» **Given records**:

· · · · · · ·

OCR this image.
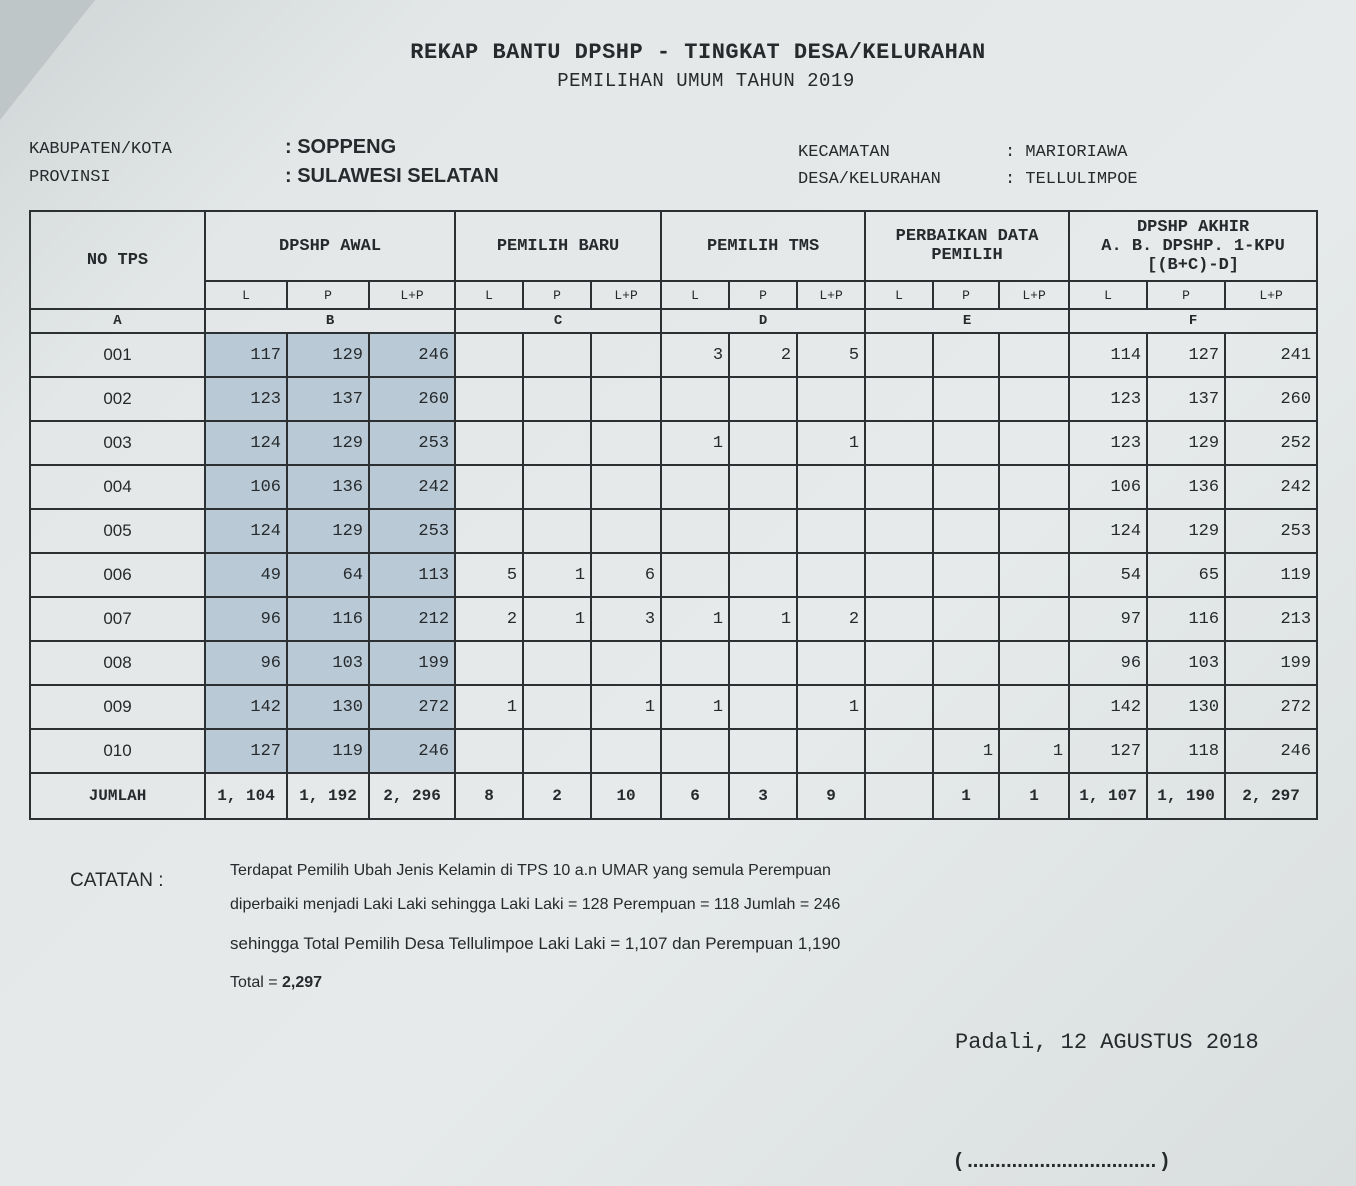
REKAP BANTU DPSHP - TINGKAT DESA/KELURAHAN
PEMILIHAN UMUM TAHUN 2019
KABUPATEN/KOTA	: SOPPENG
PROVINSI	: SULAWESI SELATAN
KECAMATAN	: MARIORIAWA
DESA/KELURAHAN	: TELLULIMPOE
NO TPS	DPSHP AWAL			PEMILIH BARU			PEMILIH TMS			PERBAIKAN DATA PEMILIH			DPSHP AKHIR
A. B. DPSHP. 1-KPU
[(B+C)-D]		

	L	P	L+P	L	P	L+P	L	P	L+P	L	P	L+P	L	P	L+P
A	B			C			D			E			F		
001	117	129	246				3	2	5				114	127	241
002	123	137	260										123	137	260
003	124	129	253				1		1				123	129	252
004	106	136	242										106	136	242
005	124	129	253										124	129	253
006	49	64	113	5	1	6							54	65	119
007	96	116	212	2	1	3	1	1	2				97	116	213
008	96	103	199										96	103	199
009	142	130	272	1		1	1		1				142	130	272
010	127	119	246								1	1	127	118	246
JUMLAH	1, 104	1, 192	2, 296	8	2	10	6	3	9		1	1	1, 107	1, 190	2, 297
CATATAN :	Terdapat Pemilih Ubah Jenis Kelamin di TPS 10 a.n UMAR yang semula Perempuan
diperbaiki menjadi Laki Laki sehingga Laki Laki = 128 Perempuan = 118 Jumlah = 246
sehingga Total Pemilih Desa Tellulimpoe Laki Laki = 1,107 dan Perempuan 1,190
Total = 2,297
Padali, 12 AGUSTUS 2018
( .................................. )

· · · · · · ·

» **Work instructions**: Copy, from the material above, each line in which the string "Perempuan" occurs.

» **Answer in full**:
CATATAN :	Terdapat Pemilih Ubah Jenis Kelamin di TPS 10 a.n UMAR yang semula Perempuan
diperbaiki menjadi Laki Laki sehingga Laki Laki = 128 Perempuan = 118 Jumlah = 246
sehingga Total Pemilih Desa Tellulimpoe Laki Laki = 1,107 dan Perempuan 1,190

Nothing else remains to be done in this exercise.